[Objective] Your task is to copy every line of the records below that contains "لابن".
┌──
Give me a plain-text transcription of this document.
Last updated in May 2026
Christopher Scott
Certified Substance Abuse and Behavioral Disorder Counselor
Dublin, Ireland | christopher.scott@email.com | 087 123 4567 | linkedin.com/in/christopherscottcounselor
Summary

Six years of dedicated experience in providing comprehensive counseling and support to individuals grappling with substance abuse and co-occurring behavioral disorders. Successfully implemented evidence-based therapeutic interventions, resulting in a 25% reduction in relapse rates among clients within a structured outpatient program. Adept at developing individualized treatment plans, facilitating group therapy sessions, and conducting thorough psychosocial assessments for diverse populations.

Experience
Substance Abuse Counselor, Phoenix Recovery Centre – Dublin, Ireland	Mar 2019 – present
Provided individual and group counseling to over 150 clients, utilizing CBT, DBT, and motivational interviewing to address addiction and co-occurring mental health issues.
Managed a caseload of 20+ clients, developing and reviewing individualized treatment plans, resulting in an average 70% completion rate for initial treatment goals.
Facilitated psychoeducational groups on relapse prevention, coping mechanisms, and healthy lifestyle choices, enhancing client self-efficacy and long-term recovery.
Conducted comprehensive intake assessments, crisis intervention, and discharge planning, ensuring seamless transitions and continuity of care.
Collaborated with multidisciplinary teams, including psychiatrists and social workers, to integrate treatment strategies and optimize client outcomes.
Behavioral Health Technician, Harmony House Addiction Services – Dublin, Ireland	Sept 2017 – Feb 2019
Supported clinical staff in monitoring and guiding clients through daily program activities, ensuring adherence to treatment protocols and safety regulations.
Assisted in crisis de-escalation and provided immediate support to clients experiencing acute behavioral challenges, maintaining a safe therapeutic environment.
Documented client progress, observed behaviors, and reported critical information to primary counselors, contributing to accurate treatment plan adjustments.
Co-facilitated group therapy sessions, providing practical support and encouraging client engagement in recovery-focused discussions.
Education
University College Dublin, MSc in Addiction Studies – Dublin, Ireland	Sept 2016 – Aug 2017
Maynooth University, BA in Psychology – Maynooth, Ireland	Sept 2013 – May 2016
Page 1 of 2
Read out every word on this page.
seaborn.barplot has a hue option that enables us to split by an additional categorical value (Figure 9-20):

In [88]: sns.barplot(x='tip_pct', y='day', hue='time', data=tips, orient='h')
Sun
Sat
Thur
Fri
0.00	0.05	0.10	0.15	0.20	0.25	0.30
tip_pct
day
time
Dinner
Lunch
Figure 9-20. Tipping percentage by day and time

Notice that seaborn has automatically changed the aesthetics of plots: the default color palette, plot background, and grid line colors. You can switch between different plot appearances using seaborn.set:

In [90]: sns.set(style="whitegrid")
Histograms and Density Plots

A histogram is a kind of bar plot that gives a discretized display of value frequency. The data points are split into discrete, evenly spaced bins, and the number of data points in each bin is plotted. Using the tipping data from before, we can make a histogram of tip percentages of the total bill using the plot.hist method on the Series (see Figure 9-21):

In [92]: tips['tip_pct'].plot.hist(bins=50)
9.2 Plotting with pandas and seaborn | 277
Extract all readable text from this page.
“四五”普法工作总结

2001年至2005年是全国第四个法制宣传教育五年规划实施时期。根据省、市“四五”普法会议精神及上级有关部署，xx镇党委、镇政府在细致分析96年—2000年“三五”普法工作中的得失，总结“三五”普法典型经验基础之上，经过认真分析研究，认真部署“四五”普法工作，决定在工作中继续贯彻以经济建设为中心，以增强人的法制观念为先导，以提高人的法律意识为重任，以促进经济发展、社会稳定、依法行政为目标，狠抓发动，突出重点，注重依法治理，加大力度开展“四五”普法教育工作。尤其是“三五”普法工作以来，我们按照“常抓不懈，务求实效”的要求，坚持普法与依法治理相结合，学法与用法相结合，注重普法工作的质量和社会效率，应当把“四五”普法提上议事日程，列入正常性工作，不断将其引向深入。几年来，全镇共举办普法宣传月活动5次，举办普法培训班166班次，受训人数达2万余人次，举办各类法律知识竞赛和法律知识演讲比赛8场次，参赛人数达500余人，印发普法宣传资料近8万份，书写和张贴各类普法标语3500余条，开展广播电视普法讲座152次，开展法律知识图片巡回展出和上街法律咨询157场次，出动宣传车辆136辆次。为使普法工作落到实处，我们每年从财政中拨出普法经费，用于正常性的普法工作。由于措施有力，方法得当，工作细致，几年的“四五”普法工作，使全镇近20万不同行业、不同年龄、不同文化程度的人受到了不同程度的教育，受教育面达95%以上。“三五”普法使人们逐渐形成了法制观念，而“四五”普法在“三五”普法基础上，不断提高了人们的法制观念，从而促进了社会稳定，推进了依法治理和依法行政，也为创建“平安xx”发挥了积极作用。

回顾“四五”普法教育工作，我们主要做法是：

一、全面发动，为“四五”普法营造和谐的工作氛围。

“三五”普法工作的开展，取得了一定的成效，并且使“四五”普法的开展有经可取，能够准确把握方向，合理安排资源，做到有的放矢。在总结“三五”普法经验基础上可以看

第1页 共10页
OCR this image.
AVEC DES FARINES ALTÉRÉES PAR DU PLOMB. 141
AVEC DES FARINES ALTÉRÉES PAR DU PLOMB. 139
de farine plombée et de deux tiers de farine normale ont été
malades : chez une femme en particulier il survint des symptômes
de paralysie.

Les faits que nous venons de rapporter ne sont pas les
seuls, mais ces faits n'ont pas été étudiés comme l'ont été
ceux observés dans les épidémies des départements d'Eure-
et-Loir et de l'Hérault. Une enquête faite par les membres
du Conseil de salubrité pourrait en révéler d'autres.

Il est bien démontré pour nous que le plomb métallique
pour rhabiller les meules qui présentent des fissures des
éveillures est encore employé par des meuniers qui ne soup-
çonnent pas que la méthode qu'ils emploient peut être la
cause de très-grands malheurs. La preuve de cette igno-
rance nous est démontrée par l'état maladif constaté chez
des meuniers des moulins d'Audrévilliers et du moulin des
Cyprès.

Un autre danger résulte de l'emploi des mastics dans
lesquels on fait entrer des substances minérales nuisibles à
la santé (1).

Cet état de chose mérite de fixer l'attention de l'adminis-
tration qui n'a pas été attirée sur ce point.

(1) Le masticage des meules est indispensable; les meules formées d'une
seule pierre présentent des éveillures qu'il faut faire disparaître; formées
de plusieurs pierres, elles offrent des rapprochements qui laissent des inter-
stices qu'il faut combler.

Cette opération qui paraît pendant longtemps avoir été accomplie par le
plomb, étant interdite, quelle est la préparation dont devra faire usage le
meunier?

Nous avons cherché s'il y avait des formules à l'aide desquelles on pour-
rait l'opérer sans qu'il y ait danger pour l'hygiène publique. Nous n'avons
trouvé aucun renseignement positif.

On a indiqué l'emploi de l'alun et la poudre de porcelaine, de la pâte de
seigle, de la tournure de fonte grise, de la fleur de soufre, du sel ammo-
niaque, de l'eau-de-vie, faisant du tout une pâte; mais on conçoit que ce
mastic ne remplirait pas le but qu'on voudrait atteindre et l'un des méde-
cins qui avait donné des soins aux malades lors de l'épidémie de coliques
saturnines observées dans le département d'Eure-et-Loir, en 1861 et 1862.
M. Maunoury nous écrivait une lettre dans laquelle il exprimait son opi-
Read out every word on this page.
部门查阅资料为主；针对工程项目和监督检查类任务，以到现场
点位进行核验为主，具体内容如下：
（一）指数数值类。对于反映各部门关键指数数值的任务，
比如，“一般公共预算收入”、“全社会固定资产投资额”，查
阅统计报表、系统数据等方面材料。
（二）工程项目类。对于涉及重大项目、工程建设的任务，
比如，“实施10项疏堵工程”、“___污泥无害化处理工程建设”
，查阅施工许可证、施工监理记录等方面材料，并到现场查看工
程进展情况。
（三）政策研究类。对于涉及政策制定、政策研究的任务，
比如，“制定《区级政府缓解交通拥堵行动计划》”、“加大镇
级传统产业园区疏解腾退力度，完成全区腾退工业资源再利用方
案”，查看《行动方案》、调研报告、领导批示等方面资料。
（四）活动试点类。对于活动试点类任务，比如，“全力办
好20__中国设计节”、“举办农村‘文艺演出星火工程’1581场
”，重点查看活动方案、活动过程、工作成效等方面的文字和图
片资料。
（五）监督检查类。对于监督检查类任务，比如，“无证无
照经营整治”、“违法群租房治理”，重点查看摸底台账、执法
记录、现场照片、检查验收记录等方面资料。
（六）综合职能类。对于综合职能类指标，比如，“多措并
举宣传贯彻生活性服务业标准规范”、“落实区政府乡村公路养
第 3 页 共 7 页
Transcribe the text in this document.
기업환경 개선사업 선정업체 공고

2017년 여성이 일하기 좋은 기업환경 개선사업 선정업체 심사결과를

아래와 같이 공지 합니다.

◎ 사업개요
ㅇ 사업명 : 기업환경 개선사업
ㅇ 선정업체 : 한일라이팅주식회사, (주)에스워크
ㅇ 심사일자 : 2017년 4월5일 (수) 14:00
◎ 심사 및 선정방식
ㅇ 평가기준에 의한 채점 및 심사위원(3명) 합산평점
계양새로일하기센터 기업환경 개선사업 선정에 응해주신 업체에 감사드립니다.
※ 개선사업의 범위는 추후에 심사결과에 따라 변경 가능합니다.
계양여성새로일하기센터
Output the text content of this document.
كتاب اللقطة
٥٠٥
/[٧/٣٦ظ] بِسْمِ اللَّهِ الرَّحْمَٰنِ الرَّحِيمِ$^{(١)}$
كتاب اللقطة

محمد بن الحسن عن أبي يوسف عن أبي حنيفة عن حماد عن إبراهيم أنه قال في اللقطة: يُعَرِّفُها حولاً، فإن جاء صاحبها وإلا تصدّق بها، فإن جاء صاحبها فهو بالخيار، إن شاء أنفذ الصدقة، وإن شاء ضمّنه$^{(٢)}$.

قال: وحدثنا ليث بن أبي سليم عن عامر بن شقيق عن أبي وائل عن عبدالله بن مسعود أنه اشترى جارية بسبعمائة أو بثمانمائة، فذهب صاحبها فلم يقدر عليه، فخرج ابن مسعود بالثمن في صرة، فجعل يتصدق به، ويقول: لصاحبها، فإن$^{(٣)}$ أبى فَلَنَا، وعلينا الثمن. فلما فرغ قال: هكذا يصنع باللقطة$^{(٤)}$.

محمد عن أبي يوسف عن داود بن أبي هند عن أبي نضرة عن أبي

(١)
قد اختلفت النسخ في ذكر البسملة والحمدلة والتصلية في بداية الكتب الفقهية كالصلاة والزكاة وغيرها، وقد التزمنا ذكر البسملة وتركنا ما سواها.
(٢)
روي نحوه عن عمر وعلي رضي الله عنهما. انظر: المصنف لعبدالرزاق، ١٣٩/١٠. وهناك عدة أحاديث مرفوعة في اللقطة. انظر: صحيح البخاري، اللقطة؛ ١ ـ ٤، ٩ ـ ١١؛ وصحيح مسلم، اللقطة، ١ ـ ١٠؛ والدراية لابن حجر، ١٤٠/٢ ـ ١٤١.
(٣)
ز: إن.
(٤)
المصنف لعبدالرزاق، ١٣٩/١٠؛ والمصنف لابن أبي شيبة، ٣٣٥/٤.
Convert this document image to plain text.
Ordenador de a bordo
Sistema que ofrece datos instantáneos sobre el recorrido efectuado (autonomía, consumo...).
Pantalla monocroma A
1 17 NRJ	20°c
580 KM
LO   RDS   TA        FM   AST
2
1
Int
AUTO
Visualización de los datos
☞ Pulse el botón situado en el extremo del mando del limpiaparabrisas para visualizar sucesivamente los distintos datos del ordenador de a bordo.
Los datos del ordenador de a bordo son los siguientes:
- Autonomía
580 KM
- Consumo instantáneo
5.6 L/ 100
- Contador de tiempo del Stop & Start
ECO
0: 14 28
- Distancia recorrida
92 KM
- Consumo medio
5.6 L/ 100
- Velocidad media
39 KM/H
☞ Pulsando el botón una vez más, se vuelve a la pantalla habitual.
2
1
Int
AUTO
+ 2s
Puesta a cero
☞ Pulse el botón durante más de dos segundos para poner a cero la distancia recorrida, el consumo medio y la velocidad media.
└──
[Answer for the task]
روي نحوه عن عمر وعلي رضي الله عنهما. انظر: المصنف لعبدالرزاق، ١٣٩/١٠. وهناك عدة أحاديث مرفوعة في اللقطة. انظر: صحيح البخاري، اللقطة؛ ١ ـ ٤، ٩ ـ ١١؛ وصحيح مسلم، اللقطة، ١ ـ ١٠؛ والدراية لابن حجر، ١٤٠/٢ ـ ١٤١.
المصنف لعبدالرزاق، ١٣٩/١٠؛ والمصنف لابن أبي شيبة، ٣٣٥/٤.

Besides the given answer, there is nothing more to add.